The problem: Please retype the data in full and exactly; the pictures are not part of the copy.

(Records from a dataset)
** begin **

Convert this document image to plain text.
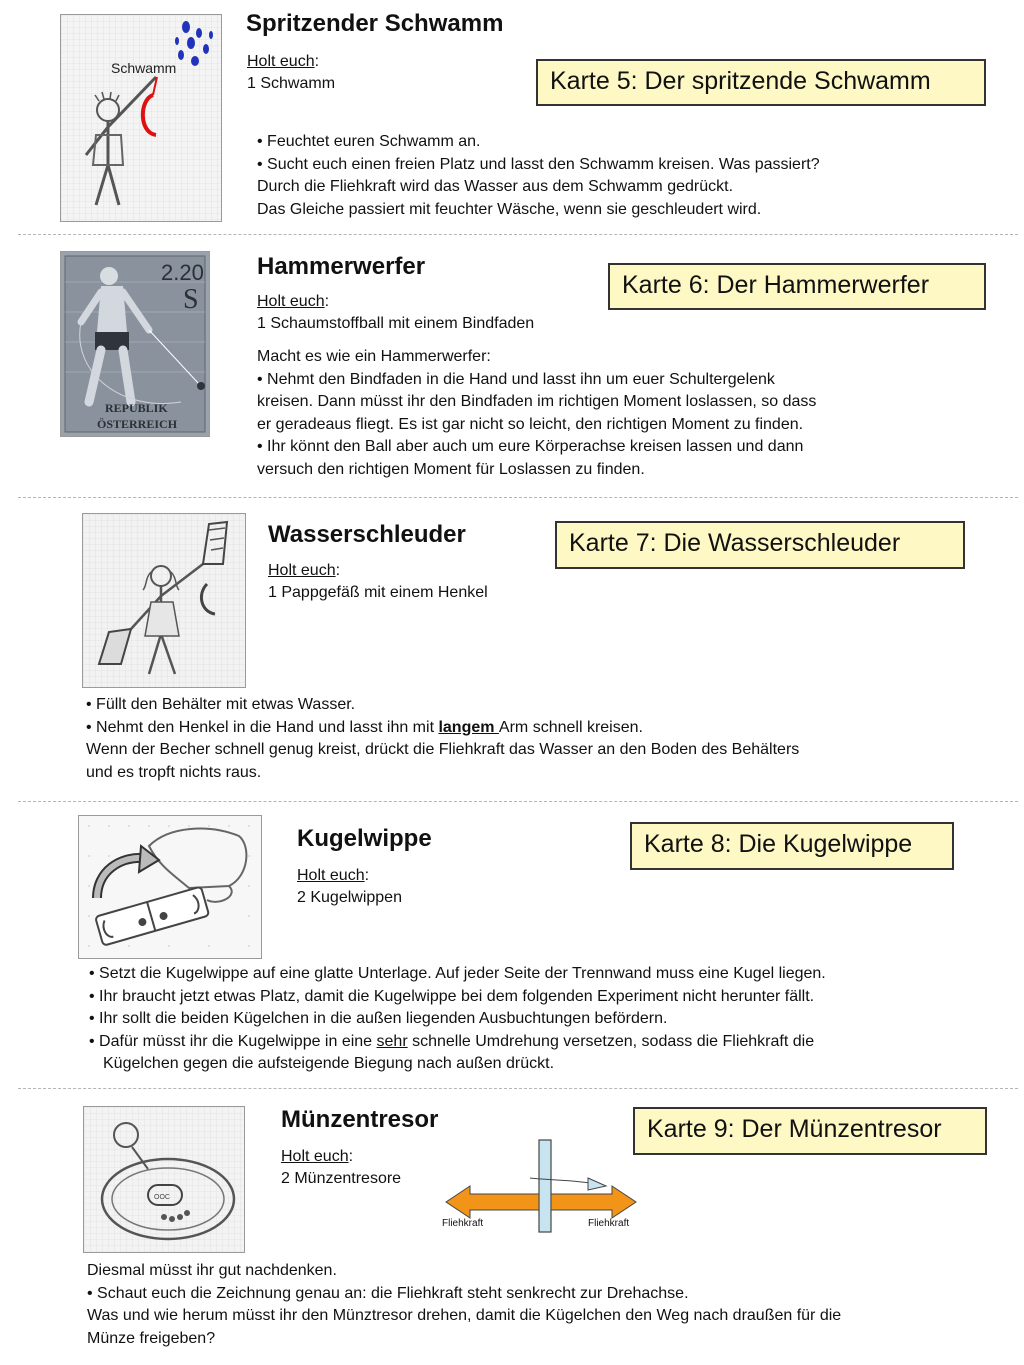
Schwamm
Spritzender Schwamm
Holt euch:
1 Schwamm	Karte 5: Der spritzende Schwamm
• Feuchtet euren Schwamm an.
• Sucht euch einen freien Platz und lasst den Schwamm kreisen. Was passiert?
Durch die Fliehkraft wird das Wasser aus dem Schwamm gedrückt.
Das Gleiche passiert mit feuchter Wäsche, wenn sie geschleudert wird.
2.20
S
REPUBLIK
ÖSTERREICH
Hammerwerfer
Holt euch:
1 Schaumstoffball mit einem Bindfaden
Karte 6: Der Hammerwerfer
Macht es wie ein Hammerwerfer:
• Nehmt den Bindfaden in die Hand und lasst ihn um euer Schultergelenk
kreisen. Dann müsst ihr den Bindfaden im richtigen Moment loslassen, so dass
er geradeaus fliegt. Es ist gar nicht so leicht, den richtigen Moment zu finden.
• Ihr könnt den Ball aber auch um eure Körperachse kreisen lassen und dann
versuch den richtigen Moment für Loslassen zu finden.
Wasserschleuder
Holt euch:
1 Pappgefäß mit einem Henkel
Karte 7: Die Wasserschleuder
• Füllt den Behälter mit etwas Wasser.
• Nehmt den Henkel in die Hand und lasst ihn mit langem Arm schnell kreisen.
Wenn der Becher schnell genug kreist, drückt die Fliehkraft das Wasser an den Boden des Behälters
und es tropft nichts raus.
Kugelwippe
Holt euch:
2 Kugelwippen
Karte 8: Die Kugelwippe
• Setzt die Kugelwippe auf eine glatte Unterlage. Auf jeder Seite der Trennwand muss eine Kugel liegen.
• Ihr braucht jetzt etwas Platz, damit die Kugelwippe bei dem folgenden Experiment nicht herunter fällt.
• Ihr sollt die beiden Kügelchen in die außen liegenden Ausbuchtungen befördern.
• Dafür müsst ihr die Kugelwippe in eine sehr schnelle Umdrehung versetzen, sodass die Fliehkraft die
Kügelchen gegen die aufsteigende Biegung nach außen drückt.
OOC
Münzentresor
Holt euch:
2 Münzentresore
Karte 9: Der Münzentresor
Fliehkraft	Fliehkraft
Diesmal müsst ihr gut nachdenken.
• Schaut euch die Zeichnung genau an: die Fliehkraft steht senkrecht zur Drehachse.
Was und wie herum müsst ihr den Münztresor drehen, damit die Kügelchen den Weg nach draußen für die
Münze freigeben?
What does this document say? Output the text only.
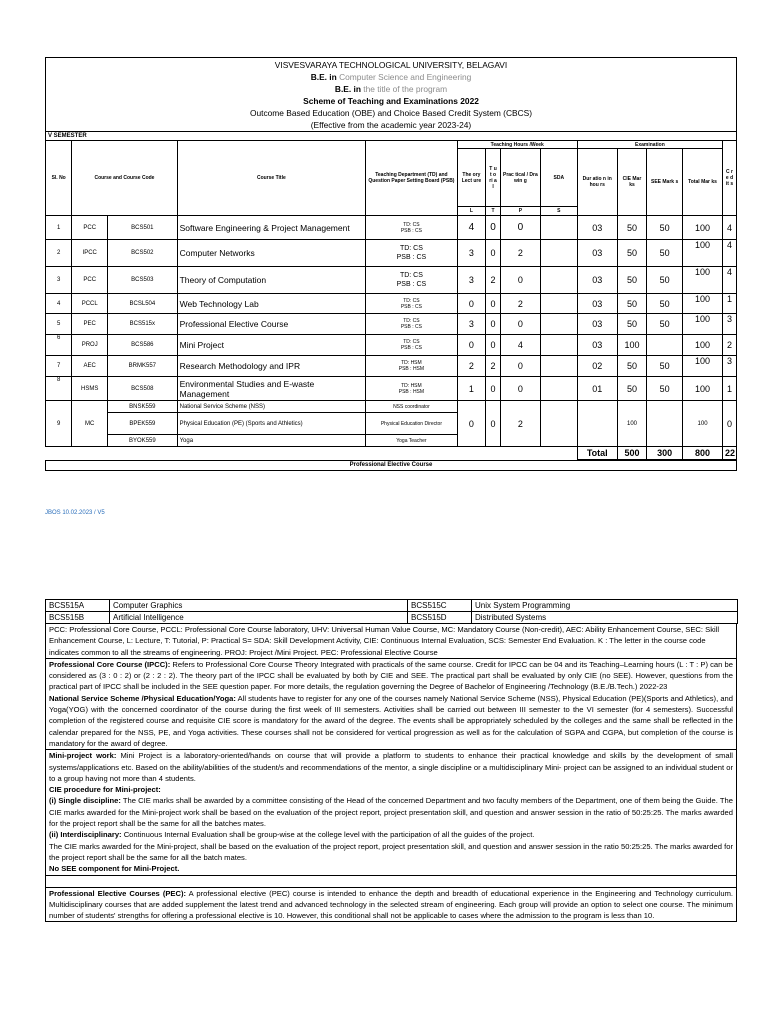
VISVESVARAYA TECHNOLOGICAL UNIVERSITY, BELAGAVI
B.E. in Computer Science and Engineering
B.E. in the title of the program
Scheme of Teaching and Examinations 2022
Outcome Based Education (OBE) and Choice Based Credit System (CBCS)
(Effective from the academic year 2023-24)
V SEMESTER													
Sl. No	Course and Course Code		Course Title	Teaching Department (TD) and Question Paper Setting Board (PSB)	Teaching Hours /Week				Examination				C r e d it s
					The ory Lect ure	T u t o ri a l	Prac tical / Dra win g	SDA	Dur atio n in hou rs	CIE Mar ks	SEE Mark s	Total Mar ks	
					L	T	P	S					
1	PCC	BCS501	Software Engineering & Project Management	TD: CS
PSB : CS	4	0	0		03	50	50	100	4
2	IPCC	BCS502	Computer Networks	TD: CS
PSB : CS	3	0	2		03	50	50	100	4
3	PCC	BCS503	Theory of Computation	TD: CS
PSB : CS	3	2	0		03	50	50	100	4
4	PCCL	BCSL504	Web Technology Lab	TD: CS
PSB : CS	0	0	2		03	50	50	100	1
5	PEC	BCS515x	Professional Elective Course	TD: CS
PSB : CS	3	0	0		03	50	50	100	3
6	PROJ	BCS586	Mini Project	TD: CS
PSB : CS	0	0	4		03	100		100	2
7	AEC	BRMK557	Research Methodology and IPR	TD: HSM
PSB : HSM	2	2	0		02	50	50	100	3
8	HSMS	BCS508	Environmental Studies and E-waste Management	TD: HSM
PSB : HSM	1	0	0		01	50	50	100	1
9	MC	BNSK559	National Service Scheme (NSS)	NSS coordinator	0	0	2			100		100	0
		BPEK559	Physical Education (PE) (Sports and Athletics)	Physical Education Director									
		BYOK559	Yoga	Yoga Teacher									
									Total	500	300	800	22
Professional Elective Course
JBOS 10.02.2023 / V5
BCS515A	Computer Graphics	BCS515C	Unix System Programming
BCS515B	Artificial Intelligence	BCS515D	Distributed Systems
PCC: Professional Core Course, PCCL: Professional Core Course laboratory, UHV: Universal Human Value Course, MC: Mandatory Course (Non-credit), AEC: Ability Enhancement Course, SEC: Skill Enhancement Course, L: Lecture, T: Tutorial, P: Practical S= SDA: Skill Development Activity, CIE: Continuous Internal Evaluation, SCS: Semester End Evaluation. K : The letter in the course code indicates common to all the streams of engineering. PROJ: Project /Mini Project. PEC: Professional Elective Course
Professional Core Course (IPCC): Refers to Professional Core Course Theory Integrated with practicals of the same course. Credit for IPCC can be 04 and its Teaching–Learning hours (L : T : P) can be considered as (3 : 0 : 2) or (2 : 2 : 2). The theory part of the IPCC shall be evaluated by both by CIE and SEE. The practical part shall be evaluated by only CIE (no SEE). However, questions from the practical part of IPCC shall be included in the SEE question paper. For more details, the regulation governing the Degree of Bachelor of Engineering /Technology (B.E./B.Tech.) 2022-23
National Service Scheme /Physical Education/Yoga: All students have to register for any one of the courses namely National Service Scheme (NSS), Physical Education (PE)(Sports and Athletics), and Yoga(YOG) with the concerned coordinator of the course during the first week of III semesters. Activities shall be carried out between III semester to the VI semester (for 4 semesters). Successful completion of the registered course and requisite CIE score is mandatory for the award of the degree. The events shall be appropriately scheduled by the colleges and the same shall be reflected in the calendar prepared for the NSS, PE, and Yoga activities. These courses shall not be considered for vertical progression as well as for the calculation of SGPA and CGPA, but completion of the course is mandatory for the award of degree.
Mini-project work: Mini Project is a laboratory-oriented/hands on course that will provide a platform to students to enhance their practical knowledge and skills by the development of small systems/applications etc. Based on the ability/abilities of the student/s and recommendations of the mentor, a single discipline or a multidisciplinary Mini- project can be assigned to an individual student or to a group having not more than 4 students.
CIE procedure for Mini-project:
(i) Single discipline: The CIE marks shall be awarded by a committee consisting of the Head of the concerned Department and two faculty members of the Department, one of them being the Guide. The CIE marks awarded for the Mini-project work shall be based on the evaluation of the project report, project presentation skill, and question and answer session in the ratio of 50:25:25. The marks awarded for the project report shall be the same for all the batches mates.
(ii) Interdisciplinary: Continuous Internal Evaluation shall be group-wise at the college level with the participation of all the guides of the project.
The CIE marks awarded for the Mini-project, shall be based on the evaluation of the project report, project presentation skill, and question and answer session in the ratio 50:25:25. The marks awarded for the project report shall be the same for all the batch mates.
No SEE component for Mini-Project.
Professional Elective Courses (PEC): A professional elective (PEC) course is intended to enhance the depth and breadth of educational experience in the Engineering and Technology curriculum. Multidisciplinary courses that are added supplement the latest trend and advanced technology in the selected stream of engineering. Each group will provide an option to select one course. The minimum number of students' strengths for offering a professional elective is 10. However, this conditional shall not be applicable to cases where the admission to the program is less than 10.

** end **

Written answer:
Convert this document image to plain text.
Schwamm
Spritzender Schwamm
Holt euch:
1 Schwamm	Karte 5: Der spritzende Schwamm
• Feuchtet euren Schwamm an.
• Sucht euch einen freien Platz und lasst den Schwamm kreisen. Was passiert?
Durch die Fliehkraft wird das Wasser aus dem Schwamm gedrückt.
Das Gleiche passiert mit feuchter Wäsche, wenn sie geschleudert wird.
2.20
S
REPUBLIK
ÖSTERREICH
Hammerwerfer
Holt euch:
1 Schaumstoffball mit einem Bindfaden
Karte 6: Der Hammerwerfer
Macht es wie ein Hammerwerfer:
• Nehmt den Bindfaden in die Hand und lasst ihn um euer Schultergelenk
kreisen. Dann müsst ihr den Bindfaden im richtigen Moment loslassen, so dass
er geradeaus fliegt. Es ist gar nicht so leicht, den richtigen Moment zu finden.
• Ihr könnt den Ball aber auch um eure Körperachse kreisen lassen und dann
versuch den richtigen Moment für Loslassen zu finden.
Wasserschleuder
Holt euch:
1 Pappgefäß mit einem Henkel
Karte 7: Die Wasserschleuder
• Füllt den Behälter mit etwas Wasser.
• Nehmt den Henkel in die Hand und lasst ihn mit langem Arm schnell kreisen.
Wenn der Becher schnell genug kreist, drückt die Fliehkraft das Wasser an den Boden des Behälters
und es tropft nichts raus.
Kugelwippe
Holt euch:
2 Kugelwippen
Karte 8: Die Kugelwippe
• Setzt die Kugelwippe auf eine glatte Unterlage. Auf jeder Seite der Trennwand muss eine Kugel liegen.
• Ihr braucht jetzt etwas Platz, damit die Kugelwippe bei dem folgenden Experiment nicht herunter fällt.
• Ihr sollt die beiden Kügelchen in die außen liegenden Ausbuchtungen befördern.
• Dafür müsst ihr die Kugelwippe in eine sehr schnelle Umdrehung versetzen, sodass die Fliehkraft die
Kügelchen gegen die aufsteigende Biegung nach außen drückt.
OOC
Münzentresor
Holt euch:
2 Münzentresore
Karte 9: Der Münzentresor
Fliehkraft	Fliehkraft
Diesmal müsst ihr gut nachdenken.
• Schaut euch die Zeichnung genau an: die Fliehkraft steht senkrecht zur Drehachse.
Was und wie herum müsst ihr den Münztresor drehen, damit die Kügelchen den Weg nach draußen für die
Münze freigeben?
What does this document say? Output the text only.
VISVESVARAYA TECHNOLOGICAL UNIVERSITY, BELAGAVI
B.E. in Computer Science and Engineering
B.E. in the title of the program
Scheme of Teaching and Examinations 2022
Outcome Based Education (OBE) and Choice Based Credit System (CBCS)
(Effective from the academic year 2023-24)
V SEMESTER													
Sl. No	Course and Course Code		Course Title	Teaching Department (TD) and Question Paper Setting Board (PSB)	Teaching Hours /Week				Examination				C r e d it s
					The ory Lect ure	T u t o ri a l	Prac tical / Dra win g	SDA	Dur atio n in hou rs	CIE Mar ks	SEE Mark s	Total Mar ks	
					L	T	P	S					
1	PCC	BCS501	Software Engineering & Project Management	TD: CS
PSB : CS	4	0	0		03	50	50	100	4
2	IPCC	BCS502	Computer Networks	TD: CS
PSB : CS	3	0	2		03	50	50	100	4
3	PCC	BCS503	Theory of Computation	TD: CS
PSB : CS	3	2	0		03	50	50	100	4
4	PCCL	BCSL504	Web Technology Lab	TD: CS
PSB : CS	0	0	2		03	50	50	100	1
5	PEC	BCS515x	Professional Elective Course	TD: CS
PSB : CS	3	0	0		03	50	50	100	3
6	PROJ	BCS586	Mini Project	TD: CS
PSB : CS	0	0	4		03	100		100	2
7	AEC	BRMK557	Research Methodology and IPR	TD: HSM
PSB : HSM	2	2	0		02	50	50	100	3
8	HSMS	BCS508	Environmental Studies and E-waste Management	TD: HSM
PSB : HSM	1	0	0		01	50	50	100	1
9	MC	BNSK559	National Service Scheme (NSS)	NSS coordinator	0	0	2			100		100	0
		BPEK559	Physical Education (PE) (Sports and Athletics)	Physical Education Director									
		BYOK559	Yoga	Yoga Teacher									
									Total	500	300	800	22
Professional Elective Course
JBOS 10.02.2023 / V5
BCS515A	Computer Graphics	BCS515C	Unix System Programming
BCS515B	Artificial Intelligence	BCS515D	Distributed Systems
PCC: Professional Core Course, PCCL: Professional Core Course laboratory, UHV: Universal Human Value Course, MC: Mandatory Course (Non-credit), AEC: Ability Enhancement Course, SEC: Skill Enhancement Course, L: Lecture, T: Tutorial, P: Practical S= SDA: Skill Development Activity, CIE: Continuous Internal Evaluation, SCS: Semester End Evaluation. K : The letter in the course code indicates common to all the streams of engineering. PROJ: Project /Mini Project. PEC: Professional Elective Course
Professional Core Course (IPCC): Refers to Professional Core Course Theory Integrated with practicals of the same course. Credit for IPCC can be 04 and its Teaching–Learning hours (L : T : P) can be considered as (3 : 0 : 2) or (2 : 2 : 2). The theory part of the IPCC shall be evaluated by both by CIE and SEE. The practical part shall be evaluated by only CIE (no SEE). However, questions from the practical part of IPCC shall be included in the SEE question paper. For more details, the regulation governing the Degree of Bachelor of Engineering /Technology (B.E./B.Tech.) 2022-23
National Service Scheme /Physical Education/Yoga: All students have to register for any one of the courses namely National Service Scheme (NSS), Physical Education (PE)(Sports and Athletics), and Yoga(YOG) with the concerned coordinator of the course during the first week of III semesters. Activities shall be carried out between III semester to the VI semester (for 4 semesters). Successful completion of the registered course and requisite CIE score is mandatory for the award of the degree. The events shall be appropriately scheduled by the colleges and the same shall be reflected in the calendar prepared for the NSS, PE, and Yoga activities. These courses shall not be considered for vertical progression as well as for the calculation of SGPA and CGPA, but completion of the course is mandatory for the award of degree.
Mini-project work: Mini Project is a laboratory-oriented/hands on course that will provide a platform to students to enhance their practical knowledge and skills by the development of small systems/applications etc. Based on the ability/abilities of the student/s and recommendations of the mentor, a single discipline or a multidisciplinary Mini- project can be assigned to an individual student or to a group having not more than 4 students.
CIE procedure for Mini-project:
(i) Single discipline: The CIE marks shall be awarded by a committee consisting of the Head of the concerned Department and two faculty members of the Department, one of them being the Guide. The CIE marks awarded for the Mini-project work shall be based on the evaluation of the project report, project presentation skill, and question and answer session in the ratio of 50:25:25. The marks awarded for the project report shall be the same for all the batches mates.
(ii) Interdisciplinary: Continuous Internal Evaluation shall be group-wise at the college level with the participation of all the guides of the project.
The CIE marks awarded for the Mini-project, shall be based on the evaluation of the project report, project presentation skill, and question and answer session in the ratio 50:25:25. The marks awarded for the project report shall be the same for all the batch mates.
No SEE component for Mini-Project.
Professional Elective Courses (PEC): A professional elective (PEC) course is intended to enhance the depth and breadth of educational experience in the Engineering and Technology curriculum. Multidisciplinary courses that are added supplement the latest trend and advanced technology in the selected stream of engineering. Each group will provide an option to select one course. The minimum number of students' strengths for offering a professional elective is 10. However, this conditional shall not be applicable to cases where the admission to the program is less than 10.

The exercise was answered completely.